● **GOAL**
Identify all lines in the listing that include the word "JSON", and copy them out.

● **DATASET**
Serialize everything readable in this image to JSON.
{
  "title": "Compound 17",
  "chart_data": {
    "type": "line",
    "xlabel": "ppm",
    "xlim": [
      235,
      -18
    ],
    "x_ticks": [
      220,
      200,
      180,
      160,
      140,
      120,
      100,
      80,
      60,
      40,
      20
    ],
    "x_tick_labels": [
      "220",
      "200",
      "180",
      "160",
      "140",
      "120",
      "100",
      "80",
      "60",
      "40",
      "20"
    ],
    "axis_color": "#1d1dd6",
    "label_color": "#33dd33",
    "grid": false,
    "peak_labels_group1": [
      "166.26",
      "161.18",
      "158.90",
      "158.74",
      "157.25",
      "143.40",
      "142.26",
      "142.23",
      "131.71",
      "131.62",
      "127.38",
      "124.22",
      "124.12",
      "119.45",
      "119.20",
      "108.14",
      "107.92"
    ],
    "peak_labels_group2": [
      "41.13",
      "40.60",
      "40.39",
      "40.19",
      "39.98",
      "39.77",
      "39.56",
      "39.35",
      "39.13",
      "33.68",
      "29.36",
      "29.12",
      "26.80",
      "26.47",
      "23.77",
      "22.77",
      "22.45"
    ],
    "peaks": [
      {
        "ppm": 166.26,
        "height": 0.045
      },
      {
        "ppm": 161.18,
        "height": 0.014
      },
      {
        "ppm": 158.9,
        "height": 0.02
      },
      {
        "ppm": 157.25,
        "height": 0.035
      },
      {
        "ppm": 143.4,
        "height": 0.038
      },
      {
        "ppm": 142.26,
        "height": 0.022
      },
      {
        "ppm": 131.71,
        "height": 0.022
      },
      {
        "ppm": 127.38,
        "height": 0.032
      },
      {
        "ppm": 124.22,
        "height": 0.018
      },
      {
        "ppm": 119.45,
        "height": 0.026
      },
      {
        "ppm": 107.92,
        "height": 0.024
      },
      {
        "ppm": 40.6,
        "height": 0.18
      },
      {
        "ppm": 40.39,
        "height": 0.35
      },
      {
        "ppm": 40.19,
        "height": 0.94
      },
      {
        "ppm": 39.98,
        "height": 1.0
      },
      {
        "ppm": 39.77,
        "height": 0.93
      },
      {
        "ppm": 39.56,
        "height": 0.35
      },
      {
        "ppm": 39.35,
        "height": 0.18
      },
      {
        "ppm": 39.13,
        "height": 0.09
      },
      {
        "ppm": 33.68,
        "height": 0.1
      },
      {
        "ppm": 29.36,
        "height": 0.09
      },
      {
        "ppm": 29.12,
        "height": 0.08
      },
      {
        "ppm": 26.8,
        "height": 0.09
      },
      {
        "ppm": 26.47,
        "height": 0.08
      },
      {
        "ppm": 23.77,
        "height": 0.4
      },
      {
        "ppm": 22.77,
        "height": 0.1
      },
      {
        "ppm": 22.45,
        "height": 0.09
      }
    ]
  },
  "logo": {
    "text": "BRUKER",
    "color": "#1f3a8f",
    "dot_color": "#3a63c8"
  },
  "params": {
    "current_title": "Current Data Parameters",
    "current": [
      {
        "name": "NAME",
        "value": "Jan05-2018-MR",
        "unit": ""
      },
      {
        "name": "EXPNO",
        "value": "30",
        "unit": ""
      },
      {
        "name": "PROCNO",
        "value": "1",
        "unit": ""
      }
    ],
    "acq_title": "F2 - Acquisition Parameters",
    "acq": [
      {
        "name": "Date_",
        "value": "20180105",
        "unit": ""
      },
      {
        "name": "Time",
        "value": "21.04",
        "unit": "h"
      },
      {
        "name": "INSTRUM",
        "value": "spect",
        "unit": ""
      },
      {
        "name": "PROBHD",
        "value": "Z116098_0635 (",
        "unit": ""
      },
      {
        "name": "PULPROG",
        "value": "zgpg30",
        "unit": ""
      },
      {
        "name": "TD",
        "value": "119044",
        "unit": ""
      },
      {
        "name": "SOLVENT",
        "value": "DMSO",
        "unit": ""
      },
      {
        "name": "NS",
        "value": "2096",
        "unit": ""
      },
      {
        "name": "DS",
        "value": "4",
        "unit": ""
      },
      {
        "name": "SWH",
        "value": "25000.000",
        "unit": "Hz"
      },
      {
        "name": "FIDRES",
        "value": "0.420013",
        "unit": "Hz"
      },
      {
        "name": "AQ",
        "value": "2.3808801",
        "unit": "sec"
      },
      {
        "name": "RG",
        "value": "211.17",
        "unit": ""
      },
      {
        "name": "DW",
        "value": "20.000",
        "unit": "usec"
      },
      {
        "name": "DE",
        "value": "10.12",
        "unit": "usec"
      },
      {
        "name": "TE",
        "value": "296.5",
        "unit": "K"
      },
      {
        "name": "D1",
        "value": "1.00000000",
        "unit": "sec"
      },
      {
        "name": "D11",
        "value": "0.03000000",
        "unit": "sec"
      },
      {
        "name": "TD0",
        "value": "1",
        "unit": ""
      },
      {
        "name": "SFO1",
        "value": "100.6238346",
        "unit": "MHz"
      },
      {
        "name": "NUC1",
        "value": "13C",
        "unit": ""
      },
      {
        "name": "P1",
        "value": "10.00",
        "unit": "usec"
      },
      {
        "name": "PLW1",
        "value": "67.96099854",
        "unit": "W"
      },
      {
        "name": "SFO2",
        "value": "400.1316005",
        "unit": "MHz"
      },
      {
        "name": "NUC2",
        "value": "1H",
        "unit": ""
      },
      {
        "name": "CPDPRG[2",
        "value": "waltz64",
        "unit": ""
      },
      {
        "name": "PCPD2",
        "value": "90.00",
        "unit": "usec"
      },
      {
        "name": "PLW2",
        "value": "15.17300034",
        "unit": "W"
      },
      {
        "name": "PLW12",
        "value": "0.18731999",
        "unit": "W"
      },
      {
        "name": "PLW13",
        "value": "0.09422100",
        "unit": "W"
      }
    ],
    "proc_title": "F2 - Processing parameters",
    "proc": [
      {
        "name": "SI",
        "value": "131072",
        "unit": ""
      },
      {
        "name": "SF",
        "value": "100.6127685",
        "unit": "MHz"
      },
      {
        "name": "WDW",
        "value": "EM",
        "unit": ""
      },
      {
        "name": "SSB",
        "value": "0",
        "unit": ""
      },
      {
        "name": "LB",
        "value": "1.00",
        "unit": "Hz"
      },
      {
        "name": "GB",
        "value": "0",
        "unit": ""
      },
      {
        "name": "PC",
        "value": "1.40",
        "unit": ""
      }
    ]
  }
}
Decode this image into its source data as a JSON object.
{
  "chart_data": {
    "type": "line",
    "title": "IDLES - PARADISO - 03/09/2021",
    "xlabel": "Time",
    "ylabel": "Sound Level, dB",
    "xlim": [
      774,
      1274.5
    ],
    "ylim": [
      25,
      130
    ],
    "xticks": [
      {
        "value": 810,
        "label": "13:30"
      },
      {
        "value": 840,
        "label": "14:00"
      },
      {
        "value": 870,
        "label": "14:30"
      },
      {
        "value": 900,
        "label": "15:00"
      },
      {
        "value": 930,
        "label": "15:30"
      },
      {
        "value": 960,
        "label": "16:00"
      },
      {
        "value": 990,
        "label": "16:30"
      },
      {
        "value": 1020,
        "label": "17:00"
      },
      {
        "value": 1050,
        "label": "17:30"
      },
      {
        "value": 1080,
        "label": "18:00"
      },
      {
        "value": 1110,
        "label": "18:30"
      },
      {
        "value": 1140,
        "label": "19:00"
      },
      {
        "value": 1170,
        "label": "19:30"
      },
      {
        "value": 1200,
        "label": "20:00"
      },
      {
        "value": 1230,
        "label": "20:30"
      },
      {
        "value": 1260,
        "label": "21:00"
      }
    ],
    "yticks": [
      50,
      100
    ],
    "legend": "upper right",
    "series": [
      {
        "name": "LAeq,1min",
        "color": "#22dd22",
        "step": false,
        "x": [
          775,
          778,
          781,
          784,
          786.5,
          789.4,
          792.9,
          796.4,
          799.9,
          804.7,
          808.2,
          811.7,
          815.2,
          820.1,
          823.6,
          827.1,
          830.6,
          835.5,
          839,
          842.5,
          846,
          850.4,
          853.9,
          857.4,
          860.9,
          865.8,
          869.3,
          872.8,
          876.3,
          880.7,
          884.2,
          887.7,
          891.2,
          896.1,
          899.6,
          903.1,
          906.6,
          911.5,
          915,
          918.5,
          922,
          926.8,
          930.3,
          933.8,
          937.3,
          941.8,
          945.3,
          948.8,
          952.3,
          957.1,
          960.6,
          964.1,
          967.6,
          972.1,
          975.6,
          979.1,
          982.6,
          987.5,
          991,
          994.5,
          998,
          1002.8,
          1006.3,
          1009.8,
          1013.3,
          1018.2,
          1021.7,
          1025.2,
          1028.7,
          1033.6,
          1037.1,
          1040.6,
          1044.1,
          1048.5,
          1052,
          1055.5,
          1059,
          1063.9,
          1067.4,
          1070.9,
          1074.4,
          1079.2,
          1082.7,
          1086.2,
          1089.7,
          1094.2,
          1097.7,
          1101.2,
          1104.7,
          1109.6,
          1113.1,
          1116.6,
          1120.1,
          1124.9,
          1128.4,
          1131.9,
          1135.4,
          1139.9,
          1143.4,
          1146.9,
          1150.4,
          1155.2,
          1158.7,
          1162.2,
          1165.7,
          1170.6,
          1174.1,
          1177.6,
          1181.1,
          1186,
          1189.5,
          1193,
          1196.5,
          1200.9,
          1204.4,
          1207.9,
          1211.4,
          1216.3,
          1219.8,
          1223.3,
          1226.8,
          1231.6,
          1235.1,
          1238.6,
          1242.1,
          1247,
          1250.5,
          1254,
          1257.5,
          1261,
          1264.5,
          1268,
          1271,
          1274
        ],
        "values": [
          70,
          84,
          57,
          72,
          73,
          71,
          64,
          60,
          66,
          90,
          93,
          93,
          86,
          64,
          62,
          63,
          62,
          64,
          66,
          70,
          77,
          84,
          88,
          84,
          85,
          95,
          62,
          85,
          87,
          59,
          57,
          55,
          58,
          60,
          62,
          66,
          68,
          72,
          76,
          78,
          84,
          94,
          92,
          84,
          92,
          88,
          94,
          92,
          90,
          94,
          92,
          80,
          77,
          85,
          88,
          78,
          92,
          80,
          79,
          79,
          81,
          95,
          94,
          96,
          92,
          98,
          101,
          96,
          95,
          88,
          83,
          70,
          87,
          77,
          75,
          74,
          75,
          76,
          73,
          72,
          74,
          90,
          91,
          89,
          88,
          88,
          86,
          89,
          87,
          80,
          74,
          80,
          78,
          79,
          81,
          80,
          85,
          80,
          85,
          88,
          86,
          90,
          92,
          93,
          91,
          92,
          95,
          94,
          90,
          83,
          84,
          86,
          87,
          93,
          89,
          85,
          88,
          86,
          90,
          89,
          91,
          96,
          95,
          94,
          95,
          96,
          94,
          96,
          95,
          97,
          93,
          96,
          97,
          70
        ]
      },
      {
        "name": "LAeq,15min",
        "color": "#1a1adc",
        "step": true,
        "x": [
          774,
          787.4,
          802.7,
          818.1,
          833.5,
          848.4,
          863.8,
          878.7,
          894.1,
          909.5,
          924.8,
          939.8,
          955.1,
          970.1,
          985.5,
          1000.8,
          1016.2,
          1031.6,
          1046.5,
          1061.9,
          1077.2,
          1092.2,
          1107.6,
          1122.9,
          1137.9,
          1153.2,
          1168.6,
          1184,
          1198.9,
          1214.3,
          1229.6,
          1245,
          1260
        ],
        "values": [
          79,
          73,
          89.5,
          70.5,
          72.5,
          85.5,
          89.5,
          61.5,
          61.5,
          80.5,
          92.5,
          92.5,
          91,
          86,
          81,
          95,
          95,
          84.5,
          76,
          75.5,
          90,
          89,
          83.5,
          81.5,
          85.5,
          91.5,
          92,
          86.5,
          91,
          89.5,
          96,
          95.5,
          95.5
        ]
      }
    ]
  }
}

● **WORKED SOLUTION**
Serialize everything readable in this image to JSON.
Decode this image into its source data as a JSON object.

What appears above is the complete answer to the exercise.